#### STATED EXERCISE:
Count lines with "this" in them. Report only the total.

#### SOURCE DATA:
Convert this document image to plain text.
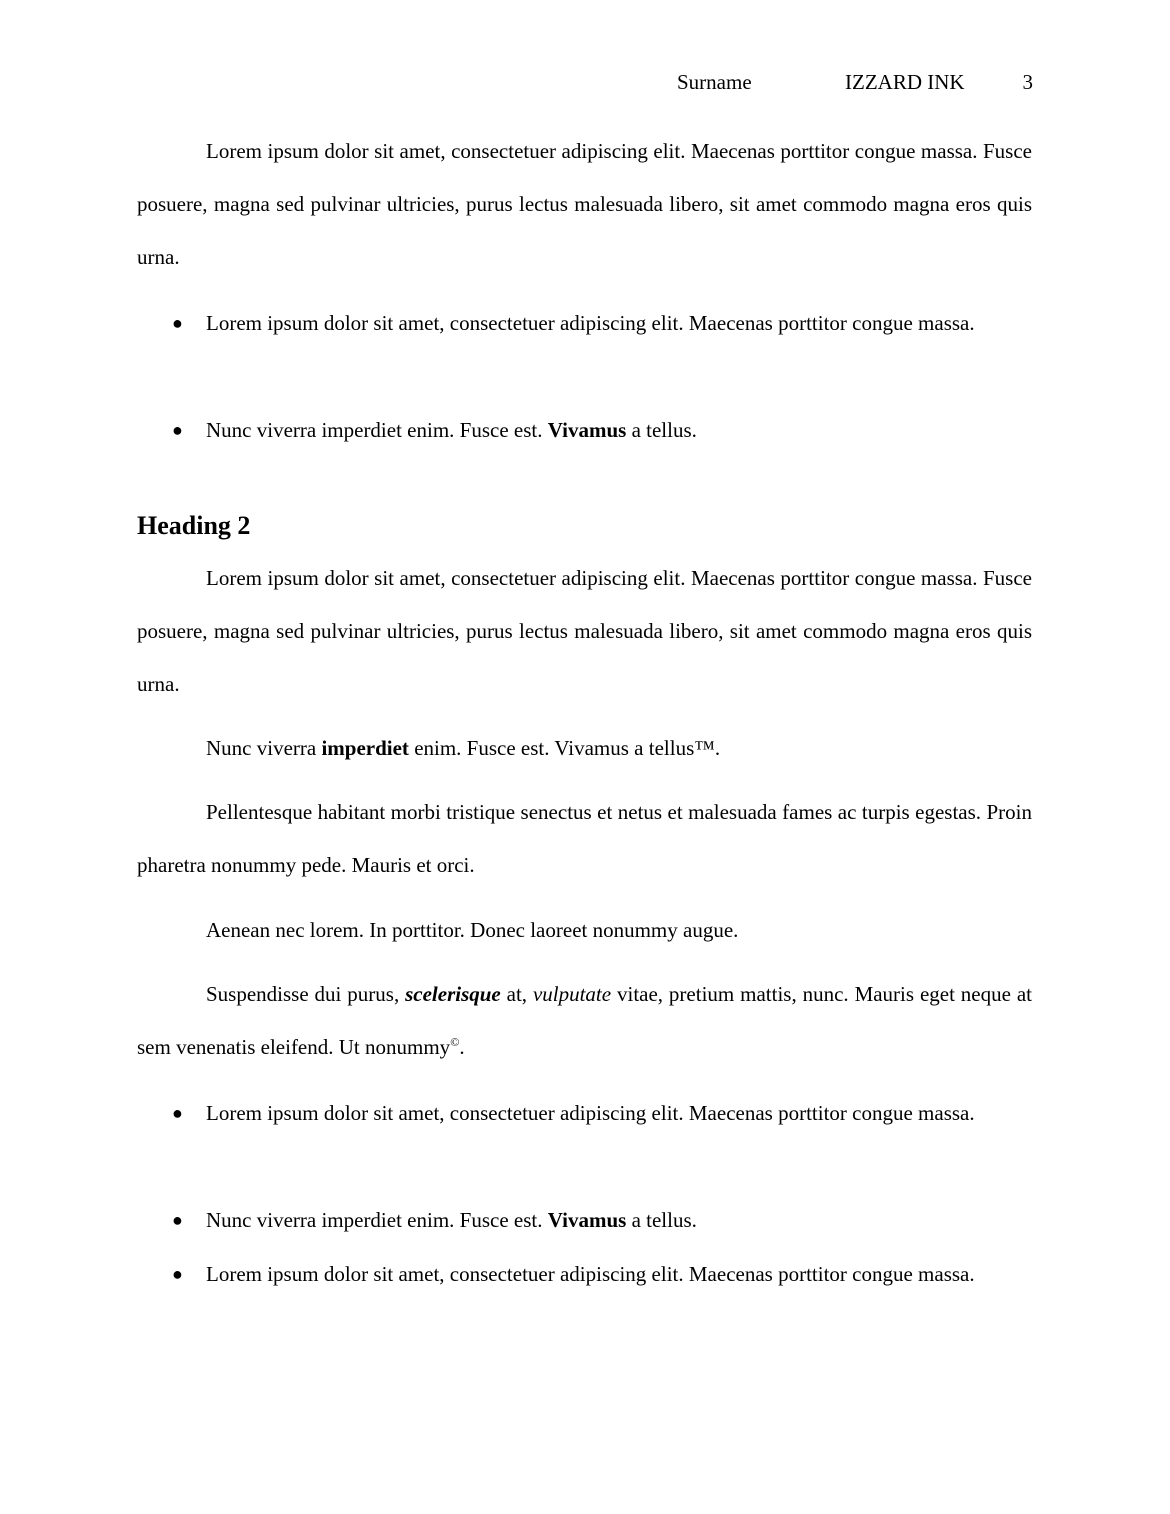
Surname	IZZARD INK	3

Lorem ipsum dolor sit amet, consectetuer adipiscing elit. Maecenas porttitor congue massa. Fusce posuere, magna sed pulvinar ultricies, purus lectus malesuada libero, sit amet commodo magna eros quis urna.

● Lorem ipsum dolor sit amet, consectetuer adipiscing elit. Maecenas porttitor congue massa.
● Nunc viverra imperdiet enim. Fusce est. Vivamus a tellus.
Heading 2

Lorem ipsum dolor sit amet, consectetuer adipiscing elit. Maecenas porttitor congue massa. Fusce posuere, magna sed pulvinar ultricies, purus lectus malesuada libero, sit amet commodo magna eros quis urna.

Nunc viverra imperdiet enim. Fusce est. Vivamus a tellus™.

Pellentesque habitant morbi tristique senectus et netus et malesuada fames ac turpis egestas. Proin pharetra nonummy pede. Mauris et orci.

Aenean nec lorem. In porttitor. Donec laoreet nonummy augue.

Suspendisse dui purus, scelerisque at, vulputate vitae, pretium mattis, nunc. Mauris eget neque at sem venenatis eleifend. Ut nonummy©.

● Lorem ipsum dolor sit amet, consectetuer adipiscing elit. Maecenas porttitor congue massa.
● Nunc viverra imperdiet enim. Fusce est. Vivamus a tellus.
● Lorem ipsum dolor sit amet, consectetuer adipiscing elit. Maecenas porttitor congue massa.
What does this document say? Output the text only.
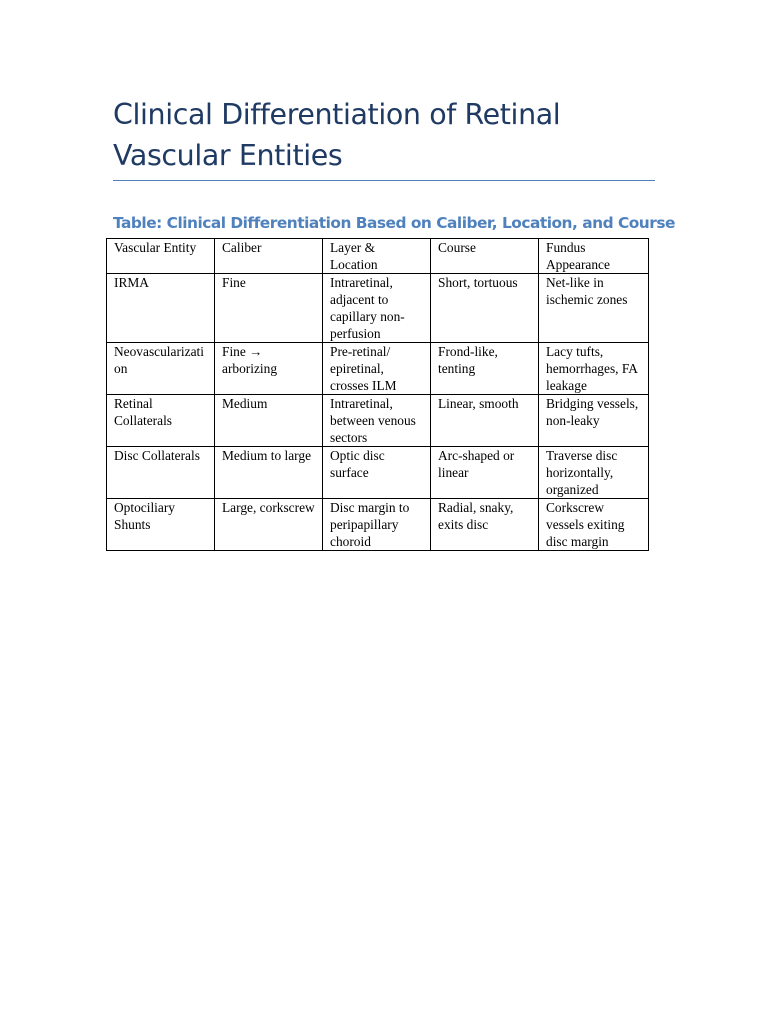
Clinical Differentiation of Retinal Vascular Entities

Table: Clinical Differentiation Based on Caliber, Location, and Course

Vascular Entity	Caliber	Layer & Location	Course	Fundus Appearance
IRMA	Fine	Intraretinal, adjacent to capillary non-perfusion	Short, tortuous	Net-like in ischemic zones
Neovascularization	Fine → arborizing	Pre-retinal/ epiretinal, crosses ILM	Frond-like, tenting	Lacy tufts, hemorrhages, FA leakage
Retinal Collaterals	Medium	Intraretinal, between venous sectors	Linear, smooth	Bridging vessels, non-leaky
Disc Collaterals	Medium to large	Optic disc surface	Arc-shaped or linear	Traverse disc horizontally, organized
Optociliary Shunts	Large, corkscrew	Disc margin to peripapillary choroid	Radial, snaky, exits disc	Corkscrew vessels exiting disc margin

#### REPLY:
2